(Your task): Transcribe all of the material exactly. Any picture in it should be left out.

(Material provided):
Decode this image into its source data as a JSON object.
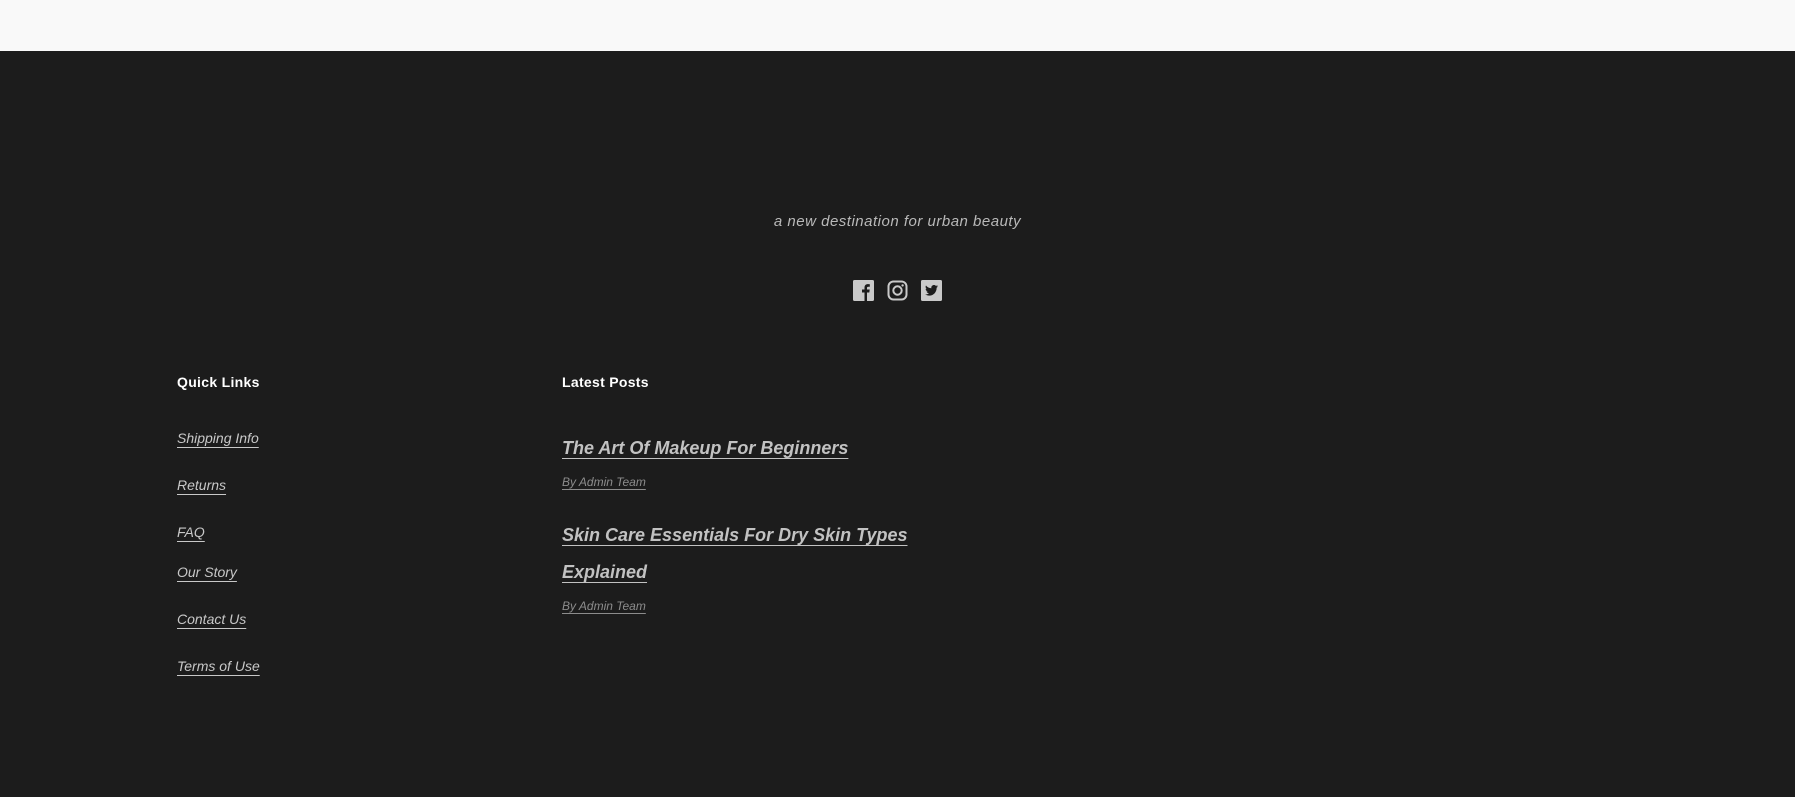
{
  "footer": {
    "tagline": "a new destination for urban beauty",
    "social": [
      {
        "name": "facebook-icon"
      },
      {
        "name": "instagram-icon"
      },
      {
        "name": "twitter-icon"
      }
    ],
    "quick_links": {
      "title": "Quick Links",
      "items": [
        {
          "label": "Shipping Info"
        },
        {
          "label": "Returns"
        },
        {
          "label": "FAQ"
        },
        {
          "label": "Our Story"
        },
        {
          "label": "Contact Us"
        },
        {
          "label": "Terms of Use"
        }
      ]
    },
    "latest_posts": {
      "title": "Latest Posts",
      "posts": [
        {
          "title": "The Art Of Makeup For Beginners",
          "meta": "By Admin Team"
        },
        {
          "title": "Skin Care Essentials For Dry Skin Types Explained",
          "meta": "By Admin Team"
        }
      ]
    }
  },
  "colors": {
    "topbar": "#f9f9f9",
    "footer_bg": "#1c1c1c",
    "heading": "#ffffff",
    "link": "#c8c8c8",
    "meta": "#8c8c8c"
  }
}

(Complete response):
Decode this image into its source data as a JSON object.
{
  "footer": {
    "tagline": "a new destination for urban beauty",
    "social": [
      {
        "name": "facebook-icon"
      },
      {
        "name": "instagram-icon"
      },
      {
        "name": "twitter-icon"
      }
    ],
    "quick_links": {
      "title": "Quick Links",
      "items": [
        {
          "label": "Shipping Info"
        },
        {
          "label": "Returns"
        },
        {
          "label": "FAQ"
        },
        {
          "label": "Our Story"
        },
        {
          "label": "Contact Us"
        },
        {
          "label": "Terms of Use"
        }
      ]
    },
    "latest_posts": {
      "title": "Latest Posts",
      "posts": [
        {
          "title": "The Art Of Makeup For Beginners",
          "meta": "By Admin Team"
        },
        {
          "title": "Skin Care Essentials For Dry Skin Types Explained",
          "meta": "By Admin Team"
        }
      ]
    }
  },
  "colors": {
    "topbar": "#f9f9f9",
    "footer_bg": "#1c1c1c",
    "heading": "#ffffff",
    "link": "#c8c8c8",
    "meta": "#8c8c8c"
  }
}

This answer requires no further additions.